* **AVAILABLE RECORDS**:
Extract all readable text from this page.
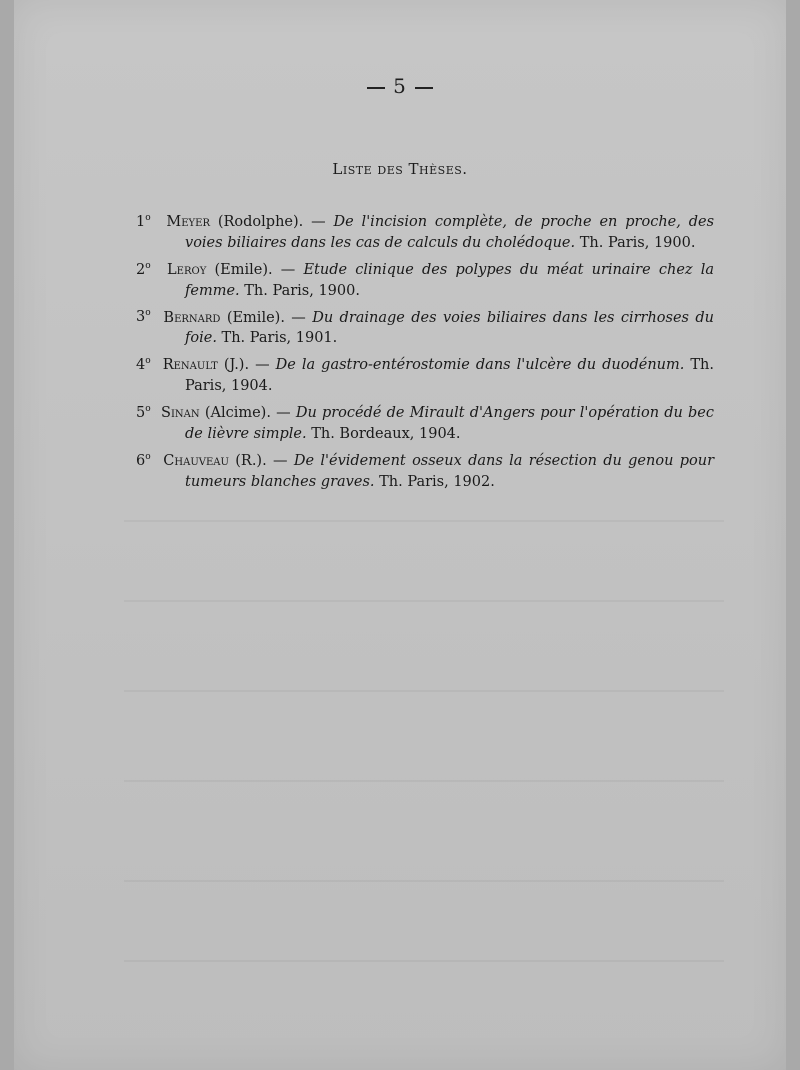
5
Liste des Thèses.
1$^o$ Meyer (Rodolphe). — De l'incision complète, de proche en proche, des voies biliaires dans les cas de calculs du cholédoque. Th. Paris, 1900.
2$^o$ Leroy (Emile). — Etude clinique des polypes du méat urinaire chez la femme. Th. Paris, 1900.
3$^o$ Bernard (Emile). — Du drainage des voies biliaires dans les cirrhoses du foie. Th. Paris, 1901.
4$^o$ Renault (J.). — De la gastro-entérostomie dans l'ulcère du duodénum. Th. Paris, 1904.
5$^o$ Sinan (Alcime). — Du procédé de Mirault d'Angers pour l'opération du bec de lièvre simple. Th. Bordeaux, 1904.
6$^o$ Chauveau (R.). — De l'évidement osseux dans la résection du genou pour tumeurs blanches graves. Th. Paris, 1902.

* **WHAT THE TASK ASKS**: Gather each line of the records holding the string "voies".

* **ANSWER IN FULL**:
1$^o$ Meyer (Rodolphe). — De l'incision complète, de proche en proche, des voies biliaires dans les cas de calculs du cholédoque. Th. Paris, 1900.
3$^o$ Bernard (Emile). — Du drainage des voies biliaires dans les cirrhoses du foie. Th. Paris, 1901.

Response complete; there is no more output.